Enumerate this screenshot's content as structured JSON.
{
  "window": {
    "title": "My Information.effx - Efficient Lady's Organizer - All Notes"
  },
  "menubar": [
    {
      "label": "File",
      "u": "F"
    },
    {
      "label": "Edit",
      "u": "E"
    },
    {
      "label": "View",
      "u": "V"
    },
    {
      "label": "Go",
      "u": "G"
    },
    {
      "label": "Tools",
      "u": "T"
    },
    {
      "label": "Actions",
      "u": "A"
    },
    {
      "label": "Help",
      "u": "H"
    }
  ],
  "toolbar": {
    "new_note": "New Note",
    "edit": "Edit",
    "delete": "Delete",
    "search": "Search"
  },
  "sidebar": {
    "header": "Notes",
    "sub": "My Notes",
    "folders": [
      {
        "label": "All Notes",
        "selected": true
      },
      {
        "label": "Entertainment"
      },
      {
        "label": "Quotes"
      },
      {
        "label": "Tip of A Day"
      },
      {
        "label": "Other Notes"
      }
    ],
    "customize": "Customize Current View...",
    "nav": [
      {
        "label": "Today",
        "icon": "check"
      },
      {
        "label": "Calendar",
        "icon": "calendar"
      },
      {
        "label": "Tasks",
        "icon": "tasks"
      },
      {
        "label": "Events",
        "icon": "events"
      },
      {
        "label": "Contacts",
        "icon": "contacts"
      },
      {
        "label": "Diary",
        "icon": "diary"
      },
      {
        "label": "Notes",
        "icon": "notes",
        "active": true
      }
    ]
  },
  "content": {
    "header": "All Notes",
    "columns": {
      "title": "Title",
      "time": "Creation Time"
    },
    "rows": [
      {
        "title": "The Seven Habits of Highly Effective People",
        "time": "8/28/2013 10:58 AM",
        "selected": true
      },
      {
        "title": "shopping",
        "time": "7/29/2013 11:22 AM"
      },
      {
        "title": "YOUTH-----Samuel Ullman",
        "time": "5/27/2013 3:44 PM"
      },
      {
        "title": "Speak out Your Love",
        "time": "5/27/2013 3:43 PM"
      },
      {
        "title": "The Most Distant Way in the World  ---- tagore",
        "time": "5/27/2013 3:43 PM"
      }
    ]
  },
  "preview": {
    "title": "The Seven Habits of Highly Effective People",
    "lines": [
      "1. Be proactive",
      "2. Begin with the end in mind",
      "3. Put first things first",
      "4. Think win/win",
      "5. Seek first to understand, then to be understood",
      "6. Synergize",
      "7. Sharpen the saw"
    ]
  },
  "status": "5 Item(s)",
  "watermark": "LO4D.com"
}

^^^^

§ **Given problem**
Using the records above, select and copy every line that has the word "icon".

§ **Task answer**
        "icon": "check"
        "icon": "calendar"
        "icon": "tasks"
        "icon": "events"
        "icon": "contacts"
        "icon": "diary"
        "icon": "notes",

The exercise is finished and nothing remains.